Document extract
##########

Tuesday, March 12, 2019

Cheese Babka - #BreadBakers

Most delicious bread ever.

I know that's a bold statement but trust me on this one. This bread is amazing. My only complaint is that I did not make 2 loaves. I certainly did not want to share this one and my mother felt the same. When my sister-in-law asked if I'd made bread, my mother handed her a loaf of supermarket bread. You can't hide anything from my brother so he found the babka stashed in a curio cabinet and quietly enjoyed his slice. He didn't share with my sister-in-law either.

We're evil. One of these days I'll make her some bread just for her. She won't need to share with us.

If you're a cheese lover, this month's Bread Bakers is just for you. Our host Sue chose cheese as the theme and lots of deliciousness awaits you - just scroll down to see the list.

##########

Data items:

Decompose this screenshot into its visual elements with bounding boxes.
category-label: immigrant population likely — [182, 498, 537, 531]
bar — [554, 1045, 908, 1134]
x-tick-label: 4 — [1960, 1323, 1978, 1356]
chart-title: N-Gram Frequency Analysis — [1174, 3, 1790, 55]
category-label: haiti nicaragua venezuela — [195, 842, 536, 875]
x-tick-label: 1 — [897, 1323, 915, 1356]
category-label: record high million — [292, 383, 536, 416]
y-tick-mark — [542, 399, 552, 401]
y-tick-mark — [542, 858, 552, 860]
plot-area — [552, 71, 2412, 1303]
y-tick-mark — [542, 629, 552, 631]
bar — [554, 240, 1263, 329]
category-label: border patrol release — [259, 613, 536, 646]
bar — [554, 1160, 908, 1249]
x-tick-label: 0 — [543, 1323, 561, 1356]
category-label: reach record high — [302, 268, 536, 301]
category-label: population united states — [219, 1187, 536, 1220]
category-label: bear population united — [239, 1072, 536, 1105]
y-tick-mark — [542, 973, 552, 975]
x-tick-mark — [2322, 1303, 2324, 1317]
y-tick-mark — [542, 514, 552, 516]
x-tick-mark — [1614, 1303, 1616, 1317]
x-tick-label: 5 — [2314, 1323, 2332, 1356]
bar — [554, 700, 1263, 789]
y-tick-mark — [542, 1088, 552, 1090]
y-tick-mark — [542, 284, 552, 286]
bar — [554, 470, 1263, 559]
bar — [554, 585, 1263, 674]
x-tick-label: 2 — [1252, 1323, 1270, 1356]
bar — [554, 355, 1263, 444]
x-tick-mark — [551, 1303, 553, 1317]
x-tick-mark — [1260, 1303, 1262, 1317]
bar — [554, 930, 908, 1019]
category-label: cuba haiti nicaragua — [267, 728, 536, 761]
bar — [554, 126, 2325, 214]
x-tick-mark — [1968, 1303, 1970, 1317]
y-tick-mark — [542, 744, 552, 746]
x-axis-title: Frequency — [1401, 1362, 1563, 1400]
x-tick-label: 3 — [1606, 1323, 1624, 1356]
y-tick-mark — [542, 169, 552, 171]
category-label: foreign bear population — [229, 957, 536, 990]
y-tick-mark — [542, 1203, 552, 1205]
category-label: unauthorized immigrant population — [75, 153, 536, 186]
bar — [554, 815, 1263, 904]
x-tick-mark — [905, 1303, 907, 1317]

##########

Exercises
A – Answer these questions from the cheese babka post:
(i) What did the mother hand the sister-in-law?
(ii) Where did the brother find the babka?
(iii) Who chose cheese as this month's theme?
B – Please transcribe the part of the cheese babka post that begins at the words "Tuesday, March 12, 2019" and stops after "see the list.".
C – Go on with the cheese babka post from its last sentence.

Answers to this exercise
A –
(i) A loaf of supermarket bread.
(ii) Stashed in a curio cabinet.
(iii) Sue, the host.

B –
Tuesday, March 12, 2019

Cheese Babka - #BreadBakers

Most delicious bread ever.

I know that's a bold statement but trust me on this one. This bread is amazing. My only complaint is that I did not make 2 loaves. I certainly did not want to share this one and my mother felt the same. When my sister-in-law asked if I'd made bread, my mother handed her a loaf of supermarket bread. You can't hide anything from my brother so he found the babka stashed in a curio cabinet and quietly enjoyed his slice. He didn't share with my sister-in-law either.

We're evil. One of these days I'll make her some bread just for her. She won't need to share with us.

If you're a cheese lover, this month's Bread Bakers is just for you. Our host Sue chose cheese as the theme and lots of deliciousness awaits you - just scroll down to see the list.

C –
Cheese Babka
Yield: 1 loaf 
Dough adapted from Bon Appetit

300-360 grams flour
2 teaspoons instant yeast
1 1/2 teaspoon salt
1 teaspoon sugar
2 eggs, beaten
1/2 cup milk
7 tablespoons butter

3 cloves of garlic, minced
2 tablespoons butter, melted
1/2 cup finely sliced escallion
2 tablespoons fresh thyme
6 oz cheese, grated (I used aged cheddar and mozzarella)
1 teaspoon red pepper flakes


Whisk together flour, yeast, salt, and sugar. Add the eggs and milk and mix together until the dough just starts to come together. Knead in butter one tablespoon at a time until  the dough is smooth, elastic and very tacky - about ten minutes. I found that with only 300 grams of flour per the original recipe, my dough was very wet and definitely needed more flour. Sprinkle in a little a time. You don't want a dry dough.
Place the dough in a greased bowl and allow to rise until doubled. You can also refrigerate overnight.

When the dough is ready, line a loaf pan with parchment paper leaving about a 2 inch overhang to help you lift the bread out when it's baked.

Mix garlic and butter.

Roll out the dough to a 16" x 10" rectangle. Brush the garlic mixture over the dough. Top with escallion, thyme, cheese and red pepper flakes. Starting along a long side, roll the dough up tightly.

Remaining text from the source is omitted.